Some records
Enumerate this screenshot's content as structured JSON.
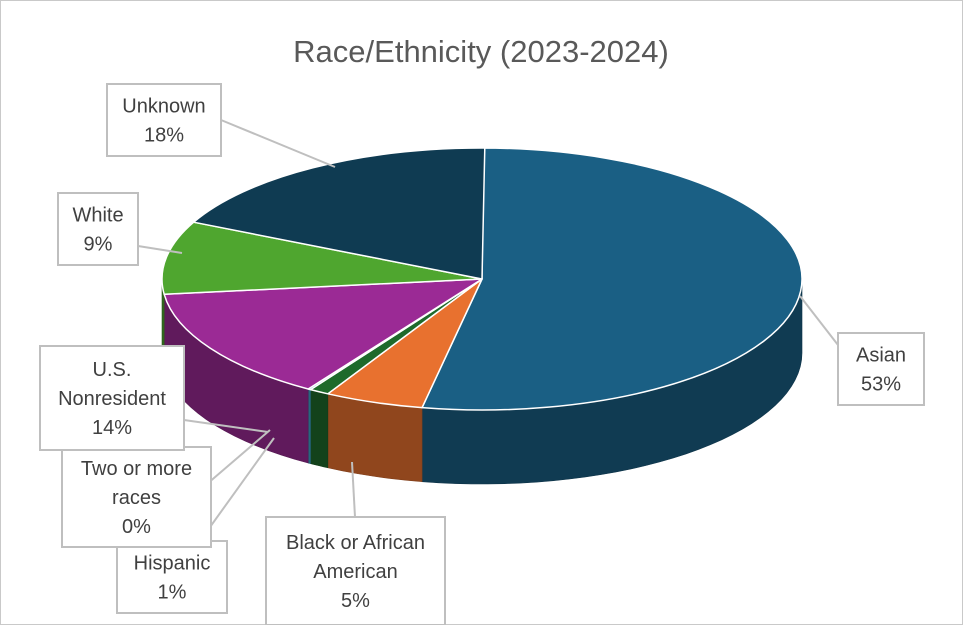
{
  "chart_data": {
    "type": "pie",
    "title": "Race/Ethnicity (2023-2024)",
    "categories": [
      "Asian",
      "Black or African American",
      "Hispanic",
      "Two or more races",
      "U.S. Nonresident",
      "White",
      "Unknown"
    ],
    "values": [
      53,
      5,
      1,
      0,
      14,
      9,
      18
    ],
    "value_labels": [
      "53%",
      "5%",
      "1%",
      "0%",
      "14%",
      "9%",
      "18%"
    ],
    "label_lines": [
      [
        "Asian",
        "53%"
      ],
      [
        "Black or African",
        "American",
        "5%"
      ],
      [
        "Hispanic",
        "1%"
      ],
      [
        "Two or more",
        "races",
        "0%"
      ],
      [
        "U.S.",
        "Nonresident",
        "14%"
      ],
      [
        "White",
        "9%"
      ],
      [
        "Unknown",
        "18%"
      ]
    ],
    "colors": [
      "#1a5f84",
      "#e8712f",
      "#1e6a2b",
      "#3ea8c9",
      "#9b2a95",
      "#4fa62f",
      "#0f3b52"
    ],
    "legend": "none",
    "label_style": "callout"
  }
}
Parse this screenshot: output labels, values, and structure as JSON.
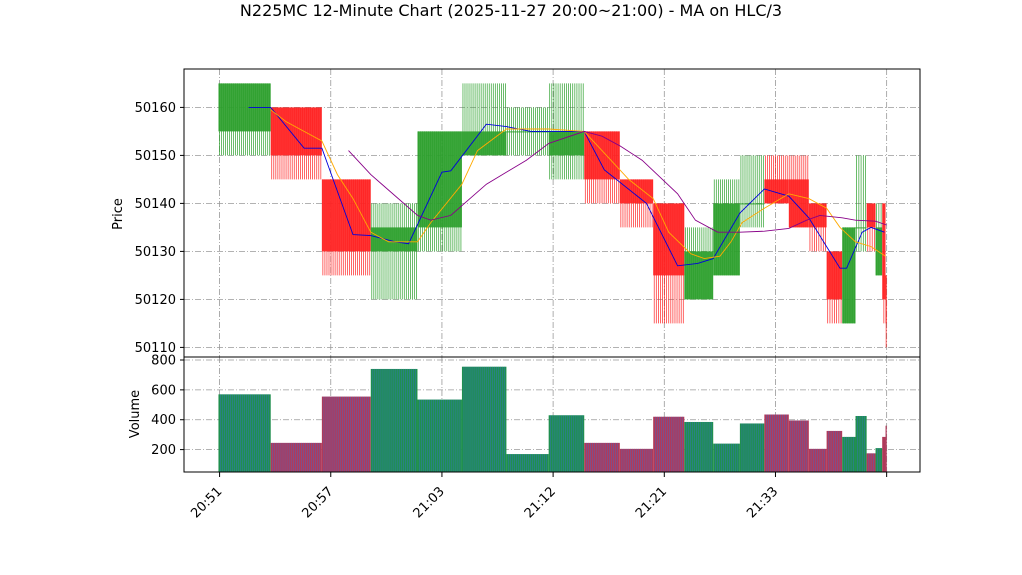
{
  "chart_data": {
    "title": "N225MC 12-Minute Chart (2025-11-27 20:00~21:00) - MA on HLC/3",
    "type": "candlestick",
    "colors": {
      "up": "#2ca02c",
      "down": "#ff2222",
      "vol_up": "#1f8f4f",
      "vol_down": "#b03a5a",
      "ma1": "#0000dd",
      "ma2": "#ffaa00",
      "ma3": "#880088"
    },
    "price_panel": {
      "ylabel": "Price",
      "ylim": [
        50108,
        50168
      ],
      "yticks": [
        50110,
        50120,
        50130,
        50140,
        50150,
        50160
      ],
      "grid": true
    },
    "volume_panel": {
      "ylabel": "Volume",
      "ylim": [
        50,
        820
      ],
      "yticks": [
        200,
        400,
        600,
        800
      ],
      "grid": true
    },
    "x_ticks": [
      {
        "i": 0.0,
        "label": "20:51"
      },
      {
        "i": 5.0,
        "label": "20:57"
      },
      {
        "i": 10.0,
        "label": "21:03"
      },
      {
        "i": 15.0,
        "label": "21:12"
      },
      {
        "i": 20.0,
        "label": "21:21"
      },
      {
        "i": 25.0,
        "label": "21:33"
      },
      {
        "i": 30.0,
        "label": ""
      }
    ],
    "xlim": [
      -1.6,
      31.5
    ],
    "candles": [
      {
        "s": -0.05,
        "e": 2.3,
        "o": 50155,
        "c": 50165,
        "h": 50165,
        "l": 50150,
        "v": 570
      },
      {
        "s": 2.3,
        "e": 4.6,
        "o": 50160,
        "c": 50150,
        "h": 50160,
        "l": 50145,
        "v": 245
      },
      {
        "s": 4.6,
        "e": 6.8,
        "o": 50145,
        "c": 50130,
        "h": 50145,
        "l": 50125,
        "v": 555
      },
      {
        "s": 6.8,
        "e": 8.9,
        "o": 50130,
        "c": 50135,
        "h": 50140,
        "l": 50120,
        "v": 740
      },
      {
        "s": 8.9,
        "e": 10.9,
        "o": 50135,
        "c": 50155,
        "h": 50155,
        "l": 50130,
        "v": 535
      },
      {
        "s": 10.9,
        "e": 12.9,
        "o": 50150,
        "c": 50155,
        "h": 50165,
        "l": 50150,
        "v": 755
      },
      {
        "s": 12.9,
        "e": 14.8,
        "o": 50155,
        "c": 50155,
        "h": 50160,
        "l": 50150,
        "v": 170
      },
      {
        "s": 14.8,
        "e": 16.4,
        "o": 50150,
        "c": 50155,
        "h": 50165,
        "l": 50145,
        "v": 430
      },
      {
        "s": 16.4,
        "e": 18.0,
        "o": 50155,
        "c": 50145,
        "h": 50155,
        "l": 50140,
        "v": 245
      },
      {
        "s": 18.0,
        "e": 19.5,
        "o": 50145,
        "c": 50140,
        "h": 50145,
        "l": 50135,
        "v": 205
      },
      {
        "s": 19.5,
        "e": 20.9,
        "o": 50140,
        "c": 50125,
        "h": 50140,
        "l": 50115,
        "v": 420
      },
      {
        "s": 20.9,
        "e": 22.2,
        "o": 50120,
        "c": 50130,
        "h": 50135,
        "l": 50120,
        "v": 385
      },
      {
        "s": 22.2,
        "e": 23.4,
        "o": 50125,
        "c": 50140,
        "h": 50145,
        "l": 50125,
        "v": 240
      },
      {
        "s": 23.4,
        "e": 24.5,
        "o": 50140,
        "c": 50140,
        "h": 50150,
        "l": 50135,
        "v": 375
      },
      {
        "s": 24.5,
        "e": 25.6,
        "o": 50145,
        "c": 50140,
        "h": 50150,
        "l": 50140,
        "v": 435
      },
      {
        "s": 25.6,
        "e": 26.5,
        "o": 50145,
        "c": 50135,
        "h": 50150,
        "l": 50135,
        "v": 395
      },
      {
        "s": 26.5,
        "e": 27.3,
        "o": 50140,
        "c": 50135,
        "h": 50140,
        "l": 50130,
        "v": 205
      },
      {
        "s": 27.3,
        "e": 28.0,
        "o": 50130,
        "c": 50120,
        "h": 50130,
        "l": 50115,
        "v": 325
      },
      {
        "s": 28.0,
        "e": 28.6,
        "o": 50115,
        "c": 50135,
        "h": 50135,
        "l": 50115,
        "v": 285
      },
      {
        "s": 28.6,
        "e": 29.1,
        "o": 50135,
        "c": 50135,
        "h": 50150,
        "l": 50130,
        "v": 425
      },
      {
        "s": 29.1,
        "e": 29.5,
        "o": 50140,
        "c": 50135,
        "h": 50140,
        "l": 50130,
        "v": 175
      },
      {
        "s": 29.5,
        "e": 29.8,
        "o": 50125,
        "c": 50135,
        "h": 50140,
        "l": 50125,
        "v": 210
      },
      {
        "s": 29.8,
        "e": 29.95,
        "o": 50140,
        "c": 50120,
        "h": 50140,
        "l": 50115,
        "v": 285
      },
      {
        "s": 29.95,
        "e": 30.0,
        "o": 50125,
        "c": 50115,
        "h": 50125,
        "l": 50110,
        "v": 360
      }
    ],
    "ma_lines": [
      {
        "color": "#0000dd",
        "points": [
          [
            1.3,
            50160
          ],
          [
            2.3,
            50160
          ],
          [
            3.8,
            50151.5
          ],
          [
            4.6,
            50151.5
          ],
          [
            6.0,
            50133.5
          ],
          [
            6.8,
            50133.3
          ],
          [
            7.9,
            50132
          ],
          [
            8.5,
            50131.6
          ],
          [
            10.0,
            50146.5
          ],
          [
            10.4,
            50146.8
          ],
          [
            12.0,
            50156.5
          ],
          [
            12.9,
            50156
          ],
          [
            14.0,
            50155
          ],
          [
            15.0,
            50155
          ],
          [
            16.4,
            50155
          ],
          [
            17.3,
            50147
          ],
          [
            19.2,
            50140
          ],
          [
            20.6,
            50127
          ],
          [
            21.5,
            50127.5
          ],
          [
            22.2,
            50128.5
          ],
          [
            23.4,
            50138
          ],
          [
            24.5,
            50143
          ],
          [
            25.6,
            50141.5
          ],
          [
            26.5,
            50137
          ],
          [
            27.3,
            50131
          ],
          [
            27.9,
            50126.5
          ],
          [
            28.2,
            50126.5
          ],
          [
            28.9,
            50134
          ],
          [
            29.3,
            50135
          ],
          [
            29.9,
            50134
          ]
        ]
      },
      {
        "color": "#ffaa00",
        "points": [
          [
            2.3,
            50159.5
          ],
          [
            3.0,
            50157
          ],
          [
            4.6,
            50153
          ],
          [
            5.3,
            50146
          ],
          [
            6.0,
            50141
          ],
          [
            6.8,
            50134
          ],
          [
            7.6,
            50132
          ],
          [
            8.9,
            50132
          ],
          [
            9.5,
            50136
          ],
          [
            10.9,
            50144
          ],
          [
            11.6,
            50151
          ],
          [
            12.9,
            50155.5
          ],
          [
            14.8,
            50155.5
          ],
          [
            16.4,
            50155
          ],
          [
            17.4,
            50150
          ],
          [
            18.4,
            50145
          ],
          [
            19.5,
            50141
          ],
          [
            20.2,
            50134
          ],
          [
            21.2,
            50129.5
          ],
          [
            21.8,
            50128.5
          ],
          [
            22.5,
            50129
          ],
          [
            23.0,
            50132
          ],
          [
            23.5,
            50136
          ],
          [
            24.5,
            50139
          ],
          [
            25.6,
            50142
          ],
          [
            26.5,
            50141
          ],
          [
            27.3,
            50139
          ],
          [
            27.9,
            50135
          ],
          [
            28.6,
            50132
          ],
          [
            29.3,
            50131
          ],
          [
            29.95,
            50129
          ]
        ]
      },
      {
        "color": "#880088",
        "points": [
          [
            5.8,
            50151
          ],
          [
            6.8,
            50146
          ],
          [
            8.9,
            50137.5
          ],
          [
            9.5,
            50136.5
          ],
          [
            10.4,
            50137.5
          ],
          [
            12.0,
            50144
          ],
          [
            13.8,
            50149
          ],
          [
            14.8,
            50152.5
          ],
          [
            16.4,
            50155
          ],
          [
            17.2,
            50154
          ],
          [
            18.0,
            50152
          ],
          [
            19.0,
            50149
          ],
          [
            20.6,
            50142
          ],
          [
            21.4,
            50136.5
          ],
          [
            22.4,
            50134
          ],
          [
            23.4,
            50134
          ],
          [
            24.5,
            50134.2
          ],
          [
            25.6,
            50134.8
          ],
          [
            26.4,
            50136.5
          ],
          [
            27.0,
            50137.5
          ],
          [
            28.0,
            50137
          ],
          [
            28.6,
            50136.5
          ],
          [
            29.5,
            50136.3
          ],
          [
            30.0,
            50135.5
          ]
        ]
      }
    ]
  }
}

TASK STATEMENT
Copy every line above in which the string "screenshot" shows up.

THE RESPONSE
Enumerate this screenshot's content as structured JSON.
Parse this screenshot: output labels, values, and structure as JSON.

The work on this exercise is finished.